▶ Required work
Return the records, each one exactly as written.

▶ Records provided
#####

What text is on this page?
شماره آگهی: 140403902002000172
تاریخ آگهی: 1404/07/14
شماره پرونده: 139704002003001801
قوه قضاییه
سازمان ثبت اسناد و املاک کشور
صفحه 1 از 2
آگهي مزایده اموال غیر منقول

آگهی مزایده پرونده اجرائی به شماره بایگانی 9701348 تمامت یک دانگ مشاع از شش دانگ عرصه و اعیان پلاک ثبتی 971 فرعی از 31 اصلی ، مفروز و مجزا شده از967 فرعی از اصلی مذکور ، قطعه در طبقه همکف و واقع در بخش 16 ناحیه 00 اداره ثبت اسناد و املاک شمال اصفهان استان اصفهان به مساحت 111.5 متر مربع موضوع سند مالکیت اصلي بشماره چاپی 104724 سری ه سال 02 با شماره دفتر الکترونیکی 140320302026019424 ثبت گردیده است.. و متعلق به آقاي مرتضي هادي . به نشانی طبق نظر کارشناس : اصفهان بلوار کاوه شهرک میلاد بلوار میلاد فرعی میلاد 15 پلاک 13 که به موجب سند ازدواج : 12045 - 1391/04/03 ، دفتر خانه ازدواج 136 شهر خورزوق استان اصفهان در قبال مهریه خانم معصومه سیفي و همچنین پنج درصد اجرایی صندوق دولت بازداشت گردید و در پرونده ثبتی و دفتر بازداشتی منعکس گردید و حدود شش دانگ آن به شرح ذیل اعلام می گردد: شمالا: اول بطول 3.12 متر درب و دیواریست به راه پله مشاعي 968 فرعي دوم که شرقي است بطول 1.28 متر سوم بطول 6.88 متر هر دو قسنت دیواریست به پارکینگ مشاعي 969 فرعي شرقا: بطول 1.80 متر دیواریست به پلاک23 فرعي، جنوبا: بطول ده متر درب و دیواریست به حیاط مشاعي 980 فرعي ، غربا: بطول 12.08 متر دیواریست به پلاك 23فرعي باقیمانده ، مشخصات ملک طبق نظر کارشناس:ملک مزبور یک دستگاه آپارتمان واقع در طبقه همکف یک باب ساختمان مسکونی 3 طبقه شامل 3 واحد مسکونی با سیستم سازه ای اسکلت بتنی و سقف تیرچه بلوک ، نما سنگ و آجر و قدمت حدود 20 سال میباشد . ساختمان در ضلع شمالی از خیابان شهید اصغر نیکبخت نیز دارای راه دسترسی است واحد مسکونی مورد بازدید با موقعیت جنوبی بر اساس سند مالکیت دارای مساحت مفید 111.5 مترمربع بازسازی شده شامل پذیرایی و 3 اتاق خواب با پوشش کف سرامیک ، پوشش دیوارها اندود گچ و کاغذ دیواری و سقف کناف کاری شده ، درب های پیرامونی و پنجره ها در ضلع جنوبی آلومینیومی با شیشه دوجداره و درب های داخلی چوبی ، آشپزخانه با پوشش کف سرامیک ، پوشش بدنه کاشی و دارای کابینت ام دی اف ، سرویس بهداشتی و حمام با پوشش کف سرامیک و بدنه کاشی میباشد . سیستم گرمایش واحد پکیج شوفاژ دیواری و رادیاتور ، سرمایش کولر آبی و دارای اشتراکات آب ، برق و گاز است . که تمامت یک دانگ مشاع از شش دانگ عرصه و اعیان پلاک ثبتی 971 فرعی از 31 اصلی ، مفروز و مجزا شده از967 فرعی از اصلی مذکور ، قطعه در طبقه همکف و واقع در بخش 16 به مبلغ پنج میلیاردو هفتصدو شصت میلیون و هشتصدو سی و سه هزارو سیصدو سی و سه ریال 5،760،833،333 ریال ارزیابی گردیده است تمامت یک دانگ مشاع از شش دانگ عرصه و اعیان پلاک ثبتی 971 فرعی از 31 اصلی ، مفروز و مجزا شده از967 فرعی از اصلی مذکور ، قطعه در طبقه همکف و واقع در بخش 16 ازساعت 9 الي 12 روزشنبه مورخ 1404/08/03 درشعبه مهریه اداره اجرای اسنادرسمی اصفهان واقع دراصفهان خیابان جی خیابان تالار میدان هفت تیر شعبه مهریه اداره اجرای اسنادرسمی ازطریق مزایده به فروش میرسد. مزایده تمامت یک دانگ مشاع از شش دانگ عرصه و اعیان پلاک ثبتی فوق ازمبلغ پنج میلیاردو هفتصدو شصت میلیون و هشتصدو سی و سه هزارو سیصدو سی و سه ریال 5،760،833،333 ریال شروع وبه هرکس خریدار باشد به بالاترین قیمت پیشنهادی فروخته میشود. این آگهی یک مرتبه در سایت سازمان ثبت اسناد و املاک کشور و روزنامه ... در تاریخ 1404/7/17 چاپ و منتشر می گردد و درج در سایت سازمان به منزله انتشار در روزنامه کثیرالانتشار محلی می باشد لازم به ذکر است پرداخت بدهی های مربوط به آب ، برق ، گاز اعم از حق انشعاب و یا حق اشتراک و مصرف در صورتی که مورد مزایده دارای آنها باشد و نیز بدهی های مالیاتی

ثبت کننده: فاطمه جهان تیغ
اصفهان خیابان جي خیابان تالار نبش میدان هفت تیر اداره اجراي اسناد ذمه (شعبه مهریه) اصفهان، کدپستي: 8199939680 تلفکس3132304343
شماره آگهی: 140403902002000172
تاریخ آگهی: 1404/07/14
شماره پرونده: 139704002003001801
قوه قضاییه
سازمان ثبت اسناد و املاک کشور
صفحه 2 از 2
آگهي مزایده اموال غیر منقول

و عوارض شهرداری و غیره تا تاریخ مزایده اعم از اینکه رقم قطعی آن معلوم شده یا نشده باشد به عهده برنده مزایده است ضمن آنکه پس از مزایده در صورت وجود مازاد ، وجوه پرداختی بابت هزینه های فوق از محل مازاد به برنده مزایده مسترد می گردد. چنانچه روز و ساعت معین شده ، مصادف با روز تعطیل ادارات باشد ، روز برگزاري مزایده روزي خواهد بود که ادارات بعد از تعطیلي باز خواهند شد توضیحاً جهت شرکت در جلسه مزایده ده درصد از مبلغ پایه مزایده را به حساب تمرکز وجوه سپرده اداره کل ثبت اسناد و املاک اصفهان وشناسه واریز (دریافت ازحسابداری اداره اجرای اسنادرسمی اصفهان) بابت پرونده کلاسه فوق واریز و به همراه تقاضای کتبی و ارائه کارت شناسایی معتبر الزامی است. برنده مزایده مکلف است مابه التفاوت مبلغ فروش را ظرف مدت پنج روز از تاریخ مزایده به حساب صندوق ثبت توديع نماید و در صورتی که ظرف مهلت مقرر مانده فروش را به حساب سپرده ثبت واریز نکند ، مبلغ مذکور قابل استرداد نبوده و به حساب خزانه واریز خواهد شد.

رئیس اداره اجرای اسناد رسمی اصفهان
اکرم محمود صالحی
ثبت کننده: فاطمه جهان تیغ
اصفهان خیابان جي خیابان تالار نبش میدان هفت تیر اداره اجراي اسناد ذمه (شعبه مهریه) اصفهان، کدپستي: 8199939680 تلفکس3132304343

#####

▶ Answer to the task
What text is on this page?
شماره آگهی: 140403902002000172
تاریخ آگهی: 1404/07/14
شماره پرونده: 139704002003001801
قوه قضاییه
سازمان ثبت اسناد و املاک کشور
صفحه 1 از 2
آگهي مزایده اموال غیر منقول

آگهی مزایده پرونده اجرائی به شماره بایگانی 9701348 تمامت یک دانگ مشاع از شش دانگ عرصه و اعیان پلاک ثبتی 971 فرعی از 31 اصلی ، مفروز و مجزا شده از967 فرعی از اصلی مذکور ، قطعه در طبقه همکف و واقع در بخش 16 ناحیه 00 اداره ثبت اسناد و املاک شمال اصفهان استان اصفهان به مساحت 111.5 متر مربع موضوع سند مالکیت اصلي بشماره چاپی 104724 سری ه سال 02 با شماره دفتر الکترونیکی 140320302026019424 ثبت گردیده است.. و متعلق به آقاي مرتضي هادي . به نشانی طبق نظر کارشناس : اصفهان بلوار کاوه شهرک میلاد بلوار میلاد فرعی میلاد 15 پلاک 13 که به موجب سند ازدواج : 12045 - 1391/04/03 ، دفتر خانه ازدواج 136 شهر خورزوق استان اصفهان در قبال مهریه خانم معصومه سیفي و همچنین پنج درصد اجرایی صندوق دولت بازداشت گردید و در پرونده ثبتی و دفتر بازداشتی منعکس گردید و حدود شش دانگ آن به شرح ذیل اعلام می گردد: شمالا: اول بطول 3.12 متر درب و دیواریست به راه پله مشاعي 968 فرعي دوم که شرقي است بطول 1.28 متر سوم بطول 6.88 متر هر دو قسنت دیواریست به پارکینگ مشاعي 969 فرعي شرقا: بطول 1.80 متر دیواریست به پلاک23 فرعي، جنوبا: بطول ده متر درب و دیواریست به حیاط مشاعي 980 فرعي ، غربا: بطول 12.08 متر دیواریست به پلاك 23فرعي باقیمانده ، مشخصات ملک طبق نظر کارشناس:ملک مزبور یک دستگاه آپارتمان واقع در طبقه همکف یک باب ساختمان مسکونی 3 طبقه شامل 3 واحد مسکونی با سیستم سازه ای اسکلت بتنی و سقف تیرچه بلوک ، نما سنگ و آجر و قدمت حدود 20 سال میباشد . ساختمان در ضلع شمالی از خیابان شهید اصغر نیکبخت نیز دارای راه دسترسی است واحد مسکونی مورد بازدید با موقعیت جنوبی بر اساس سند مالکیت دارای مساحت مفید 111.5 مترمربع بازسازی شده شامل پذیرایی و 3 اتاق خواب با پوشش کف سرامیک ، پوشش دیوارها اندود گچ و کاغذ دیواری و سقف کناف کاری شده ، درب های پیرامونی و پنجره ها در ضلع جنوبی آلومینیومی با شیشه دوجداره و درب های داخلی چوبی ، آشپزخانه با پوشش کف سرامیک ، پوشش بدنه کاشی و دارای کابینت ام دی اف ، سرویس بهداشتی و حمام با پوشش کف سرامیک و بدنه کاشی میباشد . سیستم گرمایش واحد پکیج شوفاژ دیواری و رادیاتور ، سرمایش کولر آبی و دارای اشتراکات آب ، برق و گاز است . که تمامت یک دانگ مشاع از شش دانگ عرصه و اعیان پلاک ثبتی 971 فرعی از 31 اصلی ، مفروز و مجزا شده از967 فرعی از اصلی مذکور ، قطعه در طبقه همکف و واقع در بخش 16 به مبلغ پنج میلیاردو هفتصدو شصت میلیون و هشتصدو سی و سه هزارو سیصدو سی و سه ریال 5،760،833،333 ریال ارزیابی گردیده است تمامت یک دانگ مشاع از شش دانگ عرصه و اعیان پلاک ثبتی 971 فرعی از 31 اصلی ، مفروز و مجزا شده از967 فرعی از اصلی مذکور ، قطعه در طبقه همکف و واقع در بخش 16 ازساعت 9 الي 12 روزشنبه مورخ 1404/08/03 درشعبه مهریه اداره اجرای اسنادرسمی اصفهان واقع دراصفهان خیابان جی خیابان تالار میدان هفت تیر شعبه مهریه اداره اجرای اسنادرسمی ازطریق مزایده به فروش میرسد. مزایده تمامت یک دانگ مشاع از شش دانگ عرصه و اعیان پلاک ثبتی فوق ازمبلغ پنج میلیاردو هفتصدو شصت میلیون و هشتصدو سی و سه هزارو سیصدو سی و سه ریال 5،760،833،333 ریال شروع وبه هرکس خریدار باشد به بالاترین قیمت پیشنهادی فروخته میشود. این آگهی یک مرتبه در سایت سازمان ثبت اسناد و املاک کشور و روزنامه ... در تاریخ 1404/7/17 چاپ و منتشر می گردد و درج در سایت سازمان به منزله انتشار در روزنامه کثیرالانتشار محلی می باشد لازم به ذکر است پرداخت بدهی های مربوط به آب ، برق ، گاز اعم از حق انشعاب و یا حق اشتراک و مصرف در صورتی که مورد مزایده دارای آنها باشد و نیز بدهی های مالیاتی

ثبت کننده: فاطمه جهان تیغ
اصفهان خیابان جي خیابان تالار نبش میدان هفت تیر اداره اجراي اسناد ذمه (شعبه مهریه) اصفهان، کدپستي: 8199939680 تلفکس3132304343
شماره آگهی: 140403902002000172
تاریخ آگهی: 1404/07/14
شماره پرونده: 139704002003001801
قوه قضاییه
سازمان ثبت اسناد و املاک کشور
صفحه 2 از 2
آگهي مزایده اموال غیر منقول

و عوارض شهرداری و غیره تا تاریخ مزایده اعم از اینکه رقم قطعی آن معلوم شده یا نشده باشد به عهده برنده مزایده است ضمن آنکه پس از مزایده در صورت وجود مازاد ، وجوه پرداختی بابت هزینه های فوق از محل مازاد به برنده مزایده مسترد می گردد. چنانچه روز و ساعت معین شده ، مصادف با روز تعطیل ادارات باشد ، روز برگزاري مزایده روزي خواهد بود که ادارات بعد از تعطیلي باز خواهند شد توضیحاً جهت شرکت در جلسه مزایده ده درصد از مبلغ پایه مزایده را به حساب تمرکز وجوه سپرده اداره کل ثبت اسناد و املاک اصفهان وشناسه واریز (دریافت ازحسابداری اداره اجرای اسنادرسمی اصفهان) بابت پرونده کلاسه فوق واریز و به همراه تقاضای کتبی و ارائه کارت شناسایی معتبر الزامی است. برنده مزایده مکلف است مابه التفاوت مبلغ فروش را ظرف مدت پنج روز از تاریخ مزایده به حساب صندوق ثبت توديع نماید و در صورتی که ظرف مهلت مقرر مانده فروش را به حساب سپرده ثبت واریز نکند ، مبلغ مذکور قابل استرداد نبوده و به حساب خزانه واریز خواهد شد.

رئیس اداره اجرای اسناد رسمی اصفهان
اکرم محمود صالحی
ثبت کننده: فاطمه جهان تیغ
اصفهان خیابان جي خیابان تالار نبش میدان هفت تیر اداره اجراي اسناد ذمه (شعبه مهریه) اصفهان، کدپستي: 8199939680 تلفکس3132304343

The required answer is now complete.